Stored items:
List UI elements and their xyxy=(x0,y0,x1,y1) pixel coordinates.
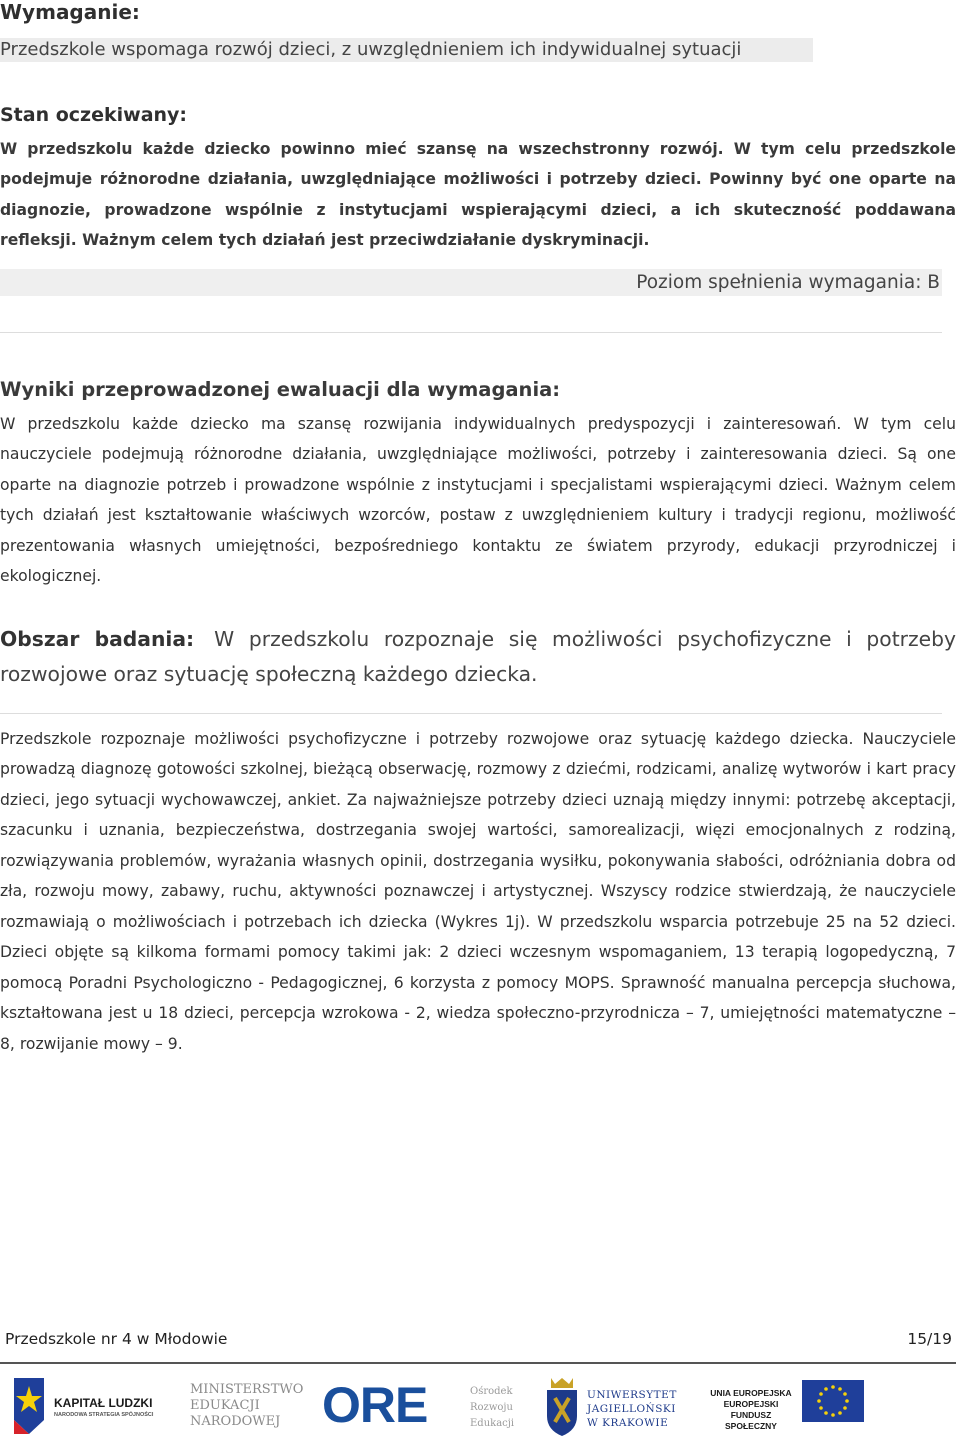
ore-line-1: Ośrodek xyxy=(470,1386,513,1397)
eu-flag-icon xyxy=(802,1380,864,1422)
uj-line-3: W KRAKOWIE xyxy=(587,1417,669,1429)
ore-line-3: Edukacji xyxy=(470,1418,515,1429)
ore-line-2: Rozwoju xyxy=(470,1402,513,1413)
men-line-1: MINISTERSTWO xyxy=(190,1382,304,1397)
men-logo xyxy=(190,1374,310,1440)
kapital-ludzki-logo xyxy=(10,1374,170,1440)
expected-state-heading: Stan oczekiwany: xyxy=(0,104,188,126)
uj-line-1: UNIWERSYTET xyxy=(587,1389,677,1401)
requirement-text: Przedszkole wspomaga rozwój dzieci, z uwzględnieniem ich indywidualnej sytuacji xyxy=(0,38,813,62)
footer-divider xyxy=(0,1362,956,1364)
area-label: Obszar badania: xyxy=(0,627,195,651)
uj-crest-icon xyxy=(545,1376,579,1438)
requirement-heading: Wymaganie: xyxy=(0,0,140,24)
men-line-2: EDUKACJI xyxy=(190,1398,260,1413)
eu-line-3: FUNDUSZ SPOŁECZNY xyxy=(725,1410,777,1431)
eu-line-2: EUROPEJSKI xyxy=(723,1399,779,1409)
uj-logo xyxy=(545,1374,685,1444)
results-heading: Wyniki przeprowadzonej ewaluacji dla wymagania: xyxy=(0,378,561,401)
uj-line-2: JAGIELLOŃSKI xyxy=(587,1403,676,1415)
area-of-study xyxy=(0,622,956,692)
ore-mark: ORE xyxy=(322,1377,428,1433)
kapital-ludzki-subtitle: NARODOWA STRATEGIA SPÓJNOŚCI xyxy=(54,1412,154,1418)
area-text: W przedszkolu rozpoznaje się możliwości psychofizyczne i potrzeby rozwojowe oraz sytuację społeczną każdego dziecka. xyxy=(0,627,956,686)
divider xyxy=(0,713,942,714)
level-label: Poziom spełnienia wymagania: B xyxy=(636,272,940,293)
page-number: 15/19 xyxy=(907,1330,952,1348)
footer-institution: Przedszkole nr 4 w Młodowie xyxy=(5,1330,228,1348)
results-text: W przedszkolu każde dziecko ma szansę rozwijania indywidualnych predyspozycji i zainteresowań. W tym celu nauczyciele podejmują różnorodne działania, uwzględniające możliwości, potrzeby i zainteresowania dzieci. Są one oparte na diagnozie potrzeb i prowadzone wspólnie z instytucjami i specjalistami wspierającymi dzieci. Ważnym celem tych działań jest kształtowanie właściwych wzorców, postaw z uwzględnieniem kultury i tradycji regionu, możliwość prezentowania własnych umiejętności, bezpośredniego kontaktu ze światem przyrody, edukacji przyrodniczej i ekologicznej. xyxy=(0,415,956,586)
kapital-ludzki-title: KAPITAŁ LUDZKI xyxy=(54,1396,153,1410)
expected-state-text: W przedszkolu każde dziecko powinno mieć szansę na wszechstronny rozwój. W tym celu przedszkole podejmuje różnorodne działania, uwzględniające możliwości i potrzeby dzieci. Powinny być one oparte na diagnozie, prowadzone wspólnie z instytucjami wspierającymi dzieci, a ich skuteczność poddawana refleksji. Ważnym celem tych działań jest przeciwdziałanie dyskryminacji. xyxy=(0,140,956,250)
body-paragraph: Przedszkole rozpoznaje możliwości psychofizyczne i potrzeby rozwojowe oraz sytuację każdego dziecka. Nauczyciele prowadzą diagnozę gotowości szkolnej, bieżącą obserwację, rozmowy z dziećmi, rodzicami, analizę wytworów i kart pracy dzieci, jego sytuacji wychowawczej, ankiet. Za najważniejsze potrzeby dzieci uznają między innymi: potrzebę akceptacji, szacunku i uznania, bezpieczeństwa, dostrzegania swojej wartości, samorealizacji, więzi emocjonalnych z rodziną, rozwiązywania problemów, wyrażania własnych opinii, dostrzegania wysiłku, pokonywania słabości, odróżniania dobra od zła, rozwoju mowy, zabawy, ruchu, aktywności poznawczej i artystycznej. Wszyscy rodzice stwierdzają, że nauczyciele rozmawiają o możliwościach i potrzebach ich dziecka (Wykres 1j). W przedszkolu wsparcia potrzebuje 25 na 52 dzieci. Dzieci objęte są kilkoma formami pomocy takimi jak: 2 dzieci wczesnym wspomaganiem, 13 terapią logopedyczną, 7 pomocą Poradni Psychologiczno - Pedagogicznej, 6 korzysta z pomocy MOPS. Sprawność manualna percepcja słuchowa, kształtowana jest u 18 dzieci, percepcja wzrokowa - 2, wiedza społeczno-przyrodnicza – 7, umiejętności matematyczne – 8, rozwijanie mowy – 9. xyxy=(0,730,956,1053)
men-line-3: NARODOWEJ xyxy=(190,1414,281,1429)
ore-logo xyxy=(322,1374,522,1440)
logos-strip xyxy=(0,1368,960,1448)
kapital-ludzki-icon xyxy=(10,1376,48,1436)
eu-line-1: UNIA EUROPEJSKA xyxy=(710,1388,792,1398)
divider xyxy=(0,332,942,333)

» Set exercise:
Could you echo all of the lines above word for word, leaving out the picture?

» Solution to the exercise:
List UI elements and their xyxy=(x0,y0,x1,y1) pixel coordinates.
ore-line-1: Ośrodek xyxy=(470,1386,513,1397)
eu-flag-icon xyxy=(802,1380,864,1422)
uj-line-3: W KRAKOWIE xyxy=(587,1417,669,1429)
ore-line-3: Edukacji xyxy=(470,1418,515,1429)
ore-line-2: Rozwoju xyxy=(470,1402,513,1413)
men-line-1: MINISTERSTWO xyxy=(190,1382,304,1397)
men-logo xyxy=(190,1374,310,1440)
kapital-ludzki-logo xyxy=(10,1374,170,1440)
expected-state-heading: Stan oczekiwany: xyxy=(0,104,188,126)
uj-line-1: UNIWERSYTET xyxy=(587,1389,677,1401)
requirement-text: Przedszkole wspomaga rozwój dzieci, z uwzględnieniem ich indywidualnej sytuacji xyxy=(0,38,813,62)
footer-divider xyxy=(0,1362,956,1364)
area-label: Obszar badania: xyxy=(0,627,195,651)
uj-crest-icon xyxy=(545,1376,579,1438)
requirement-heading: Wymaganie: xyxy=(0,0,140,24)
men-line-2: EDUKACJI xyxy=(190,1398,260,1413)
eu-line-3: FUNDUSZ SPOŁECZNY xyxy=(725,1410,777,1431)
eu-line-2: EUROPEJSKI xyxy=(723,1399,779,1409)
uj-logo xyxy=(545,1374,685,1444)
results-heading: Wyniki przeprowadzonej ewaluacji dla wymagania: xyxy=(0,378,561,401)
uj-line-2: JAGIELLOŃSKI xyxy=(587,1403,676,1415)
area-of-study xyxy=(0,622,956,692)
ore-mark: ORE xyxy=(322,1377,428,1433)
kapital-ludzki-subtitle: NARODOWA STRATEGIA SPÓJNOŚCI xyxy=(54,1412,154,1418)
area-text: W przedszkolu rozpoznaje się możliwości psychofizyczne i potrzeby rozwojowe oraz sytuację społeczną każdego dziecka. xyxy=(0,627,956,686)
divider xyxy=(0,713,942,714)
level-label: Poziom spełnienia wymagania: B xyxy=(636,272,940,293)
page-number: 15/19 xyxy=(907,1330,952,1348)
footer-institution: Przedszkole nr 4 w Młodowie xyxy=(5,1330,228,1348)
results-text: W przedszkolu każde dziecko ma szansę rozwijania indywidualnych predyspozycji i zainteresowań. W tym celu nauczyciele podejmują różnorodne działania, uwzględniające możliwości, potrzeby i zainteresowania dzieci. Są one oparte na diagnozie potrzeb i prowadzone wspólnie z instytucjami i specjalistami wspierającymi dzieci. Ważnym celem tych działań jest kształtowanie właściwych wzorców, postaw z uwzględnieniem kultury i tradycji regionu, możliwość prezentowania własnych umiejętności, bezpośredniego kontaktu ze światem przyrody, edukacji przyrodniczej i ekologicznej. xyxy=(0,415,956,586)
kapital-ludzki-title: KAPITAŁ LUDZKI xyxy=(54,1396,153,1410)
expected-state-text: W przedszkolu każde dziecko powinno mieć szansę na wszechstronny rozwój. W tym celu przedszkole podejmuje różnorodne działania, uwzględniające możliwości i potrzeby dzieci. Powinny być one oparte na diagnozie, prowadzone wspólnie z instytucjami wspierającymi dzieci, a ich skuteczność poddawana refleksji. Ważnym celem tych działań jest przeciwdziałanie dyskryminacji. xyxy=(0,140,956,250)
body-paragraph: Przedszkole rozpoznaje możliwości psychofizyczne i potrzeby rozwojowe oraz sytuację każdego dziecka. Nauczyciele prowadzą diagnozę gotowości szkolnej, bieżącą obserwację, rozmowy z dziećmi, rodzicami, analizę wytworów i kart pracy dzieci, jego sytuacji wychowawczej, ankiet. Za najważniejsze potrzeby dzieci uznają między innymi: potrzebę akceptacji, szacunku i uznania, bezpieczeństwa, dostrzegania swojej wartości, samorealizacji, więzi emocjonalnych z rodziną, rozwiązywania problemów, wyrażania własnych opinii, dostrzegania wysiłku, pokonywania słabości, odróżniania dobra od zła, rozwoju mowy, zabawy, ruchu, aktywności poznawczej i artystycznej. Wszyscy rodzice stwierdzają, że nauczyciele rozmawiają o możliwościach i potrzebach ich dziecka (Wykres 1j). W przedszkolu wsparcia potrzebuje 25 na 52 dzieci. Dzieci objęte są kilkoma formami pomocy takimi jak: 2 dzieci wczesnym wspomaganiem, 13 terapią logopedyczną, 7 pomocą Poradni Psychologiczno - Pedagogicznej, 6 korzysta z pomocy MOPS. Sprawność manualna percepcja słuchowa, kształtowana jest u 18 dzieci, percepcja wzrokowa - 2, wiedza społeczno-przyrodnicza – 7, umiejętności matematyczne – 8, rozwijanie mowy – 9. xyxy=(0,730,956,1053)
men-line-3: NARODOWEJ xyxy=(190,1414,281,1429)
ore-logo xyxy=(322,1374,522,1440)
logos-strip xyxy=(0,1368,960,1448)
kapital-ludzki-icon xyxy=(10,1376,48,1436)
eu-line-1: UNIA EUROPEJSKA xyxy=(710,1388,792,1398)
divider xyxy=(0,332,942,333)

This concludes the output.